» **REQUEST**: Copy each line below without leaving any out.

___ SUPPLIED RECORDS

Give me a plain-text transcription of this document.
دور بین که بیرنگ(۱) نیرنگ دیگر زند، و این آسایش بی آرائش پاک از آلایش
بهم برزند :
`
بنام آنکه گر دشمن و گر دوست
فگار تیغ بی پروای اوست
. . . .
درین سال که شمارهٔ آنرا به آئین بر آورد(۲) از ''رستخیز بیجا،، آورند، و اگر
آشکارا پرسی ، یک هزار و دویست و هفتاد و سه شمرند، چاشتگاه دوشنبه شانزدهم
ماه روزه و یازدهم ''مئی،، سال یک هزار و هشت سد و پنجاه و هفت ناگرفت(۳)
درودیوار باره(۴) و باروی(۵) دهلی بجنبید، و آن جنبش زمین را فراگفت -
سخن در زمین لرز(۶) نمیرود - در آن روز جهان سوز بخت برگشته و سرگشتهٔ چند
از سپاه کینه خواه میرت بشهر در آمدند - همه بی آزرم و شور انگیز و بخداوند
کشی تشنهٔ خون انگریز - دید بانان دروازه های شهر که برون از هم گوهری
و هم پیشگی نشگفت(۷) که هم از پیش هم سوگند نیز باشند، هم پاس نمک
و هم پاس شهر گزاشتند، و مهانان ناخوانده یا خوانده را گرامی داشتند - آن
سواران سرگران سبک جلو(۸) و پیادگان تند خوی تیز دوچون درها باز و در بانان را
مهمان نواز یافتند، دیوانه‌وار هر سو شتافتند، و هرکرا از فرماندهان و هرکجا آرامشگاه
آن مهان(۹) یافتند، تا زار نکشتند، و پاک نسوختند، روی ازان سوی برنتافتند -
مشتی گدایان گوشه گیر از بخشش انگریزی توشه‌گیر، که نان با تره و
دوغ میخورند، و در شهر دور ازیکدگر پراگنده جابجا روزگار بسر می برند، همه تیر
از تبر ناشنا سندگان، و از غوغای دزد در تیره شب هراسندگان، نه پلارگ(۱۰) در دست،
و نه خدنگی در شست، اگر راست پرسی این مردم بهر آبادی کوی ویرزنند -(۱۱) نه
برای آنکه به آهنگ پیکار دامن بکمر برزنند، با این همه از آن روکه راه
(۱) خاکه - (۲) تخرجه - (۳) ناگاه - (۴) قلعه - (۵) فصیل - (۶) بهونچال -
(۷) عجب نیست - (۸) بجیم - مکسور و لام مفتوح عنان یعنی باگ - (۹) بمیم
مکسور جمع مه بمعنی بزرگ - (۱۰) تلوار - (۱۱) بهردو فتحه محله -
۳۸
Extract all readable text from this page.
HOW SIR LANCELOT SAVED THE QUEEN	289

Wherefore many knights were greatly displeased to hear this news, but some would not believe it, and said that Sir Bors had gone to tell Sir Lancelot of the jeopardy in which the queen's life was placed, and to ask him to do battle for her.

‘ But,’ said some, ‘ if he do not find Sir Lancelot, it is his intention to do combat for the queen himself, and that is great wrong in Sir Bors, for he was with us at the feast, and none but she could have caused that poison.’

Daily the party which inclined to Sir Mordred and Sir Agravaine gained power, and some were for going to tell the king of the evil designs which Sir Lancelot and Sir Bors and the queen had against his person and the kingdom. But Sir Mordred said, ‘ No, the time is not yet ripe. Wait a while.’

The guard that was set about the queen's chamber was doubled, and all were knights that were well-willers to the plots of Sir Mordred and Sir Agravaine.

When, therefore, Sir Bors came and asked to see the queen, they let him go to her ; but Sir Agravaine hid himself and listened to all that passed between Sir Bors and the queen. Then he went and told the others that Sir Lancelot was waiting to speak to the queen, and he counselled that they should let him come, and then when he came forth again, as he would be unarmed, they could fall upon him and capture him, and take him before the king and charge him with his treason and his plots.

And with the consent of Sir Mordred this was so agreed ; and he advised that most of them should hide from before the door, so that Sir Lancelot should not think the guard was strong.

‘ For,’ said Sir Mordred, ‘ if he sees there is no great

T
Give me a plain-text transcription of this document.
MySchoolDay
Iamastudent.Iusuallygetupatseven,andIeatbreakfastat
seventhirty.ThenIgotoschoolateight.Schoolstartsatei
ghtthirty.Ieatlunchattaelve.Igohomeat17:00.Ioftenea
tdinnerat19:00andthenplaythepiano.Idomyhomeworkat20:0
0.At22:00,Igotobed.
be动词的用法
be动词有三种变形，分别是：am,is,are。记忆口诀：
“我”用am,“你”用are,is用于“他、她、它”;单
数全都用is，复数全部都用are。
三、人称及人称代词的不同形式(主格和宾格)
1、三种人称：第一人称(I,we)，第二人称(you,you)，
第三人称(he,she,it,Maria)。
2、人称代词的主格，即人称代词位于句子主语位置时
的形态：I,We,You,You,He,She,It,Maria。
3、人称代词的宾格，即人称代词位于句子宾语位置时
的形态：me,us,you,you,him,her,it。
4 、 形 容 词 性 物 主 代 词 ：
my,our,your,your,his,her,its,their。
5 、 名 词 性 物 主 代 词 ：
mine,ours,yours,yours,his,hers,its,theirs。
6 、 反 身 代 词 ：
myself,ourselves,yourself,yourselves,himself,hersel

______

» **FINISHED TASK**:
Give me a plain-text transcription of this document.
دور بین که بیرنگ(۱) نیرنگ دیگر زند، و این آسایش بی آرائش پاک از آلایش
بهم برزند :
`
بنام آنکه گر دشمن و گر دوست
فگار تیغ بی پروای اوست
. . . .
درین سال که شمارهٔ آنرا به آئین بر آورد(۲) از ''رستخیز بیجا،، آورند، و اگر
آشکارا پرسی ، یک هزار و دویست و هفتاد و سه شمرند، چاشتگاه دوشنبه شانزدهم
ماه روزه و یازدهم ''مئی،، سال یک هزار و هشت سد و پنجاه و هفت ناگرفت(۳)
درودیوار باره(۴) و باروی(۵) دهلی بجنبید، و آن جنبش زمین را فراگفت -
سخن در زمین لرز(۶) نمیرود - در آن روز جهان سوز بخت برگشته و سرگشتهٔ چند
از سپاه کینه خواه میرت بشهر در آمدند - همه بی آزرم و شور انگیز و بخداوند
کشی تشنهٔ خون انگریز - دید بانان دروازه های شهر که برون از هم گوهری
و هم پیشگی نشگفت(۷) که هم از پیش هم سوگند نیز باشند، هم پاس نمک
و هم پاس شهر گزاشتند، و مهانان ناخوانده یا خوانده را گرامی داشتند - آن
سواران سرگران سبک جلو(۸) و پیادگان تند خوی تیز دوچون درها باز و در بانان را
مهمان نواز یافتند، دیوانه‌وار هر سو شتافتند، و هرکرا از فرماندهان و هرکجا آرامشگاه
آن مهان(۹) یافتند، تا زار نکشتند، و پاک نسوختند، روی ازان سوی برنتافتند -
مشتی گدایان گوشه گیر از بخشش انگریزی توشه‌گیر، که نان با تره و
دوغ میخورند، و در شهر دور ازیکدگر پراگنده جابجا روزگار بسر می برند، همه تیر
از تبر ناشنا سندگان، و از غوغای دزد در تیره شب هراسندگان، نه پلارگ(۱۰) در دست،
و نه خدنگی در شست، اگر راست پرسی این مردم بهر آبادی کوی ویرزنند -(۱۱) نه
برای آنکه به آهنگ پیکار دامن بکمر برزنند، با این همه از آن روکه راه
(۱) خاکه - (۲) تخرجه - (۳) ناگاه - (۴) قلعه - (۵) فصیل - (۶) بهونچال -
(۷) عجب نیست - (۸) بجیم - مکسور و لام مفتوح عنان یعنی باگ - (۹) بمیم
مکسور جمع مه بمعنی بزرگ - (۱۰) تلوار - (۱۱) بهردو فتحه محله -
۳۸
Extract all readable text from this page.
HOW SIR LANCELOT SAVED THE QUEEN	289

Wherefore many knights were greatly displeased to hear this news, but some would not believe it, and said that Sir Bors had gone to tell Sir Lancelot of the jeopardy in which the queen's life was placed, and to ask him to do battle for her.

‘ But,’ said some, ‘ if he do not find Sir Lancelot, it is his intention to do combat for the queen himself, and that is great wrong in Sir Bors, for he was with us at the feast, and none but she could have caused that poison.’

Daily the party which inclined to Sir Mordred and Sir Agravaine gained power, and some were for going to tell the king of the evil designs which Sir Lancelot and Sir Bors and the queen had against his person and the kingdom. But Sir Mordred said, ‘ No, the time is not yet ripe. Wait a while.’

The guard that was set about the queen's chamber was doubled, and all were knights that were well-willers to the plots of Sir Mordred and Sir Agravaine.

When, therefore, Sir Bors came and asked to see the queen, they let him go to her ; but Sir Agravaine hid himself and listened to all that passed between Sir Bors and the queen. Then he went and told the others that Sir Lancelot was waiting to speak to the queen, and he counselled that they should let him come, and then when he came forth again, as he would be unarmed, they could fall upon him and capture him, and take him before the king and charge him with his treason and his plots.

And with the consent of Sir Mordred this was so agreed ; and he advised that most of them should hide from before the door, so that Sir Lancelot should not think the guard was strong.

‘ For,’ said Sir Mordred, ‘ if he sees there is no great

T
Give me a plain-text transcription of this document.
MySchoolDay
Iamastudent.Iusuallygetupatseven,andIeatbreakfastat
seventhirty.ThenIgotoschoolateight.Schoolstartsatei
ghtthirty.Ieatlunchattaelve.Igohomeat17:00.Ioftenea
tdinnerat19:00andthenplaythepiano.Idomyhomeworkat20:0
0.At22:00,Igotobed.
be动词的用法
be动词有三种变形，分别是：am,is,are。记忆口诀：
“我”用am,“你”用are,is用于“他、她、它”;单
数全都用is，复数全部都用are。
三、人称及人称代词的不同形式(主格和宾格)
1、三种人称：第一人称(I,we)，第二人称(you,you)，
第三人称(he,she,it,Maria)。
2、人称代词的主格，即人称代词位于句子主语位置时
的形态：I,We,You,You,He,She,It,Maria。
3、人称代词的宾格，即人称代词位于句子宾语位置时
的形态：me,us,you,you,him,her,it。
4 、 形 容 词 性 物 主 代 词 ：
my,our,your,your,his,her,its,their。
5 、 名 词 性 物 主 代 词 ：
mine,ours,yours,yours,his,hers,its,theirs。
6 、 反 身 代 词 ：
myself,ourselves,yourself,yourselves,himself,hersel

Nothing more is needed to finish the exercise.